ROWS —
· · · · ·
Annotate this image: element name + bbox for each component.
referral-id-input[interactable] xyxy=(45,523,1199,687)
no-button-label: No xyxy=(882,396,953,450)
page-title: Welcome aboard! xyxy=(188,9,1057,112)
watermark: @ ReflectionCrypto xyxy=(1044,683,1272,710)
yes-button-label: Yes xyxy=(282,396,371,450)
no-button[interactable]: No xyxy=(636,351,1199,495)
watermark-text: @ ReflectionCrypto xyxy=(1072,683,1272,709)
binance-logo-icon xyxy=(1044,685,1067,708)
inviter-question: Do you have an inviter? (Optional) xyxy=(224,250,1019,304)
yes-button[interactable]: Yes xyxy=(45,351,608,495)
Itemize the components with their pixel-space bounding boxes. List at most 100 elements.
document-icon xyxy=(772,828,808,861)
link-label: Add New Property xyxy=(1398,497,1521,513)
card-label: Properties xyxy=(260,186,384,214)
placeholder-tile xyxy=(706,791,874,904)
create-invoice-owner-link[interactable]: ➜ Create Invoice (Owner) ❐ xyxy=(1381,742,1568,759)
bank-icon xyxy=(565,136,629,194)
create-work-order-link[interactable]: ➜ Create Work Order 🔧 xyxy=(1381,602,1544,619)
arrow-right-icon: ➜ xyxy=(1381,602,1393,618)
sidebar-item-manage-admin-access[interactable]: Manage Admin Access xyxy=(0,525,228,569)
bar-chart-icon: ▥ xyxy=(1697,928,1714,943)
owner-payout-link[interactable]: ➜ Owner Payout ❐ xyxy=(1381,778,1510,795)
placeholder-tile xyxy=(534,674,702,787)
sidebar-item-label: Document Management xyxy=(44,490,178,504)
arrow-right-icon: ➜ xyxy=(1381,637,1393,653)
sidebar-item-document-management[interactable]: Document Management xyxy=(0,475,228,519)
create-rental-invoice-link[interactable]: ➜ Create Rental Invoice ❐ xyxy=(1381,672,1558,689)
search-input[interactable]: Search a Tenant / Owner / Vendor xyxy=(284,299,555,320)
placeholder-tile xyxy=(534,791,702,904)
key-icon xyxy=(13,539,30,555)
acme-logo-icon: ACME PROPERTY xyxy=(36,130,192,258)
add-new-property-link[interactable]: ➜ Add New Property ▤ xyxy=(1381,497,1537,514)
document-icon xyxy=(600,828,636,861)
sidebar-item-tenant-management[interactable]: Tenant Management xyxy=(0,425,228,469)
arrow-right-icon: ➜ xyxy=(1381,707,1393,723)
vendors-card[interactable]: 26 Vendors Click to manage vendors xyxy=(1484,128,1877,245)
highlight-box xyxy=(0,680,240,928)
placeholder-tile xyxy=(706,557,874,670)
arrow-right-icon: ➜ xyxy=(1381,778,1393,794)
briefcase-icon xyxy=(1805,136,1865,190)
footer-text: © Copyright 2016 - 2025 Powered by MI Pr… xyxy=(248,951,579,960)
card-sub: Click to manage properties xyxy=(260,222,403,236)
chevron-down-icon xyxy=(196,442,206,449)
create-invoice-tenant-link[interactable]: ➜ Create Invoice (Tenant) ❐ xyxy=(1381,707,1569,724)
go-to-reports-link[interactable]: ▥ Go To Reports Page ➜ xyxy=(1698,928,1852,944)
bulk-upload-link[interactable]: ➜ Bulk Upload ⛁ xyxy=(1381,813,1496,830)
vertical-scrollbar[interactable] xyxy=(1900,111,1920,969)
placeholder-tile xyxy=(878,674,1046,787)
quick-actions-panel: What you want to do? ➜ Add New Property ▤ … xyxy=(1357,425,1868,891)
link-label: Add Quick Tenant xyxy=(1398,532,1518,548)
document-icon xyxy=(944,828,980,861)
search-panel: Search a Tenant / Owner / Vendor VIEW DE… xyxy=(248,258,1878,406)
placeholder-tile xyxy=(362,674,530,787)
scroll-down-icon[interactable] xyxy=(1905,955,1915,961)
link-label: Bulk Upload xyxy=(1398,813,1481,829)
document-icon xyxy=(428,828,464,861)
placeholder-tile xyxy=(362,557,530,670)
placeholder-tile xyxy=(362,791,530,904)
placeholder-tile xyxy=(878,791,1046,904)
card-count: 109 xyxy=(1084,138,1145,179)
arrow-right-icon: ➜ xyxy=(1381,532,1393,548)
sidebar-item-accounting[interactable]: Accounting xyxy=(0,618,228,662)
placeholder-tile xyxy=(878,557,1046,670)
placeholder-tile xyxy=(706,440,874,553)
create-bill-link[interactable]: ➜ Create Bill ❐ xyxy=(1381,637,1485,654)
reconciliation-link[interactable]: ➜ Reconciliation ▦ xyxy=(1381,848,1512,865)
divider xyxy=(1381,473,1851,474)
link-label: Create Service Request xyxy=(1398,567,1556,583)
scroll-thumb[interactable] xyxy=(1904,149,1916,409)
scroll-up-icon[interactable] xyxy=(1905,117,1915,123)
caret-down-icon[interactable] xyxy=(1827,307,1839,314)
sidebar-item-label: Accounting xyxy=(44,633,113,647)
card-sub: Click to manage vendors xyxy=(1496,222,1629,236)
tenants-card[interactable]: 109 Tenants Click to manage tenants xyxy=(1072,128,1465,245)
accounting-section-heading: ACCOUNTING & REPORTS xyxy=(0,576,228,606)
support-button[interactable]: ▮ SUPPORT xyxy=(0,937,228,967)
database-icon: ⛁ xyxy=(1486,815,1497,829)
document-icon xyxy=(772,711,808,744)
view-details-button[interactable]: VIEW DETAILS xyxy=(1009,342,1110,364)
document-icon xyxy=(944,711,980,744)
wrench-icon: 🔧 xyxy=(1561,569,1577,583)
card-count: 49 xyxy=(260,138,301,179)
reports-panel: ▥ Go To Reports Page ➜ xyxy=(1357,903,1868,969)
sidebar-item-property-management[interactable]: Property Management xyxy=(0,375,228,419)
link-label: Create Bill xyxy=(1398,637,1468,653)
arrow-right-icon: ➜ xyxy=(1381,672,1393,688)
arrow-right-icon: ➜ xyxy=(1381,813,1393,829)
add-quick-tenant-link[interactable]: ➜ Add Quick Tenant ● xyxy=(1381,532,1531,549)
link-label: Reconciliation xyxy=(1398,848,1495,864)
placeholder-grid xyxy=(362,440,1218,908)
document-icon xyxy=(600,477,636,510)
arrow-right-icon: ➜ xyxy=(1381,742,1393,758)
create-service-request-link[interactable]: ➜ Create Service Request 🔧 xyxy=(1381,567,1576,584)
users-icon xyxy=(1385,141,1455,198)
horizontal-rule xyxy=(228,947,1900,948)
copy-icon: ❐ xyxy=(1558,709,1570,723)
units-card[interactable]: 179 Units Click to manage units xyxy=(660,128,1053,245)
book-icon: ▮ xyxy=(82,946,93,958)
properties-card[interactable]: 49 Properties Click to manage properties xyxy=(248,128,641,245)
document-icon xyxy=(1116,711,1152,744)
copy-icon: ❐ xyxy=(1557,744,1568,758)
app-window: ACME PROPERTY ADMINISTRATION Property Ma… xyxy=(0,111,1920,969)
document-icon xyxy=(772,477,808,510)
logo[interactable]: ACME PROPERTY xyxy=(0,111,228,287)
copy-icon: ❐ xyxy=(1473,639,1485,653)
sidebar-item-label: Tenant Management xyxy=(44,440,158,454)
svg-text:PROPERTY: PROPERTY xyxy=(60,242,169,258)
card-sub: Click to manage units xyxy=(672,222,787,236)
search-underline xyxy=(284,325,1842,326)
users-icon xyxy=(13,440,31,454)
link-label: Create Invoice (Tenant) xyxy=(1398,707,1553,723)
· · · · ·
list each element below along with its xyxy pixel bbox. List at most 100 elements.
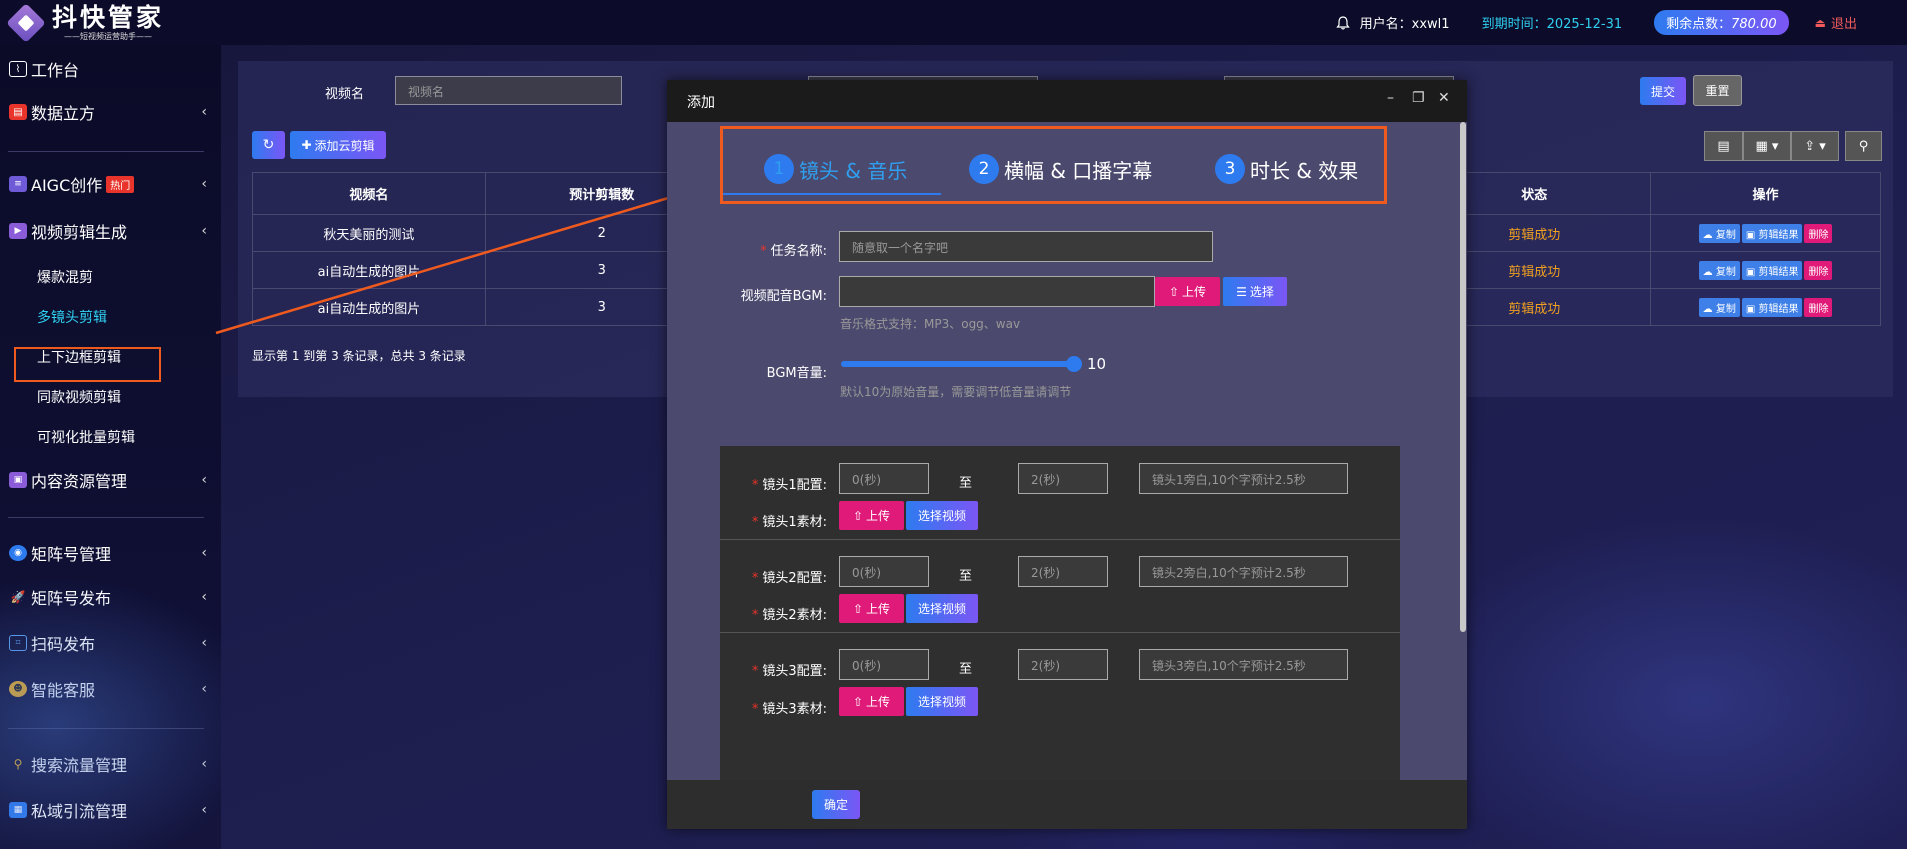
· · · · ·
TASK TO CARRY OUT — Reproduce the material from the line containing "Itemize the components" to the line containing "bar-chart-icon: ▥ xyxy=(1697,928,1714,943)", substituting "vault-icon" for "bank-icon" and leaving everything else unchanged.

COMPLETE OUTPUT —
Itemize the components with their pixel-space bounding boxes. List at most 100 elements.
document-icon xyxy=(772,828,808,861)
link-label: Add New Property xyxy=(1398,497,1521,513)
card-label: Properties xyxy=(260,186,384,214)
placeholder-tile xyxy=(706,791,874,904)
create-invoice-owner-link[interactable]: ➜ Create Invoice (Owner) ❐ xyxy=(1381,742,1568,759)
vault-icon xyxy=(565,136,629,194)
create-work-order-link[interactable]: ➜ Create Work Order 🔧 xyxy=(1381,602,1544,619)
arrow-right-icon: ➜ xyxy=(1381,602,1393,618)
sidebar-item-manage-admin-access[interactable]: Manage Admin Access xyxy=(0,525,228,569)
bar-chart-icon: ▥ xyxy=(1697,928,1714,943)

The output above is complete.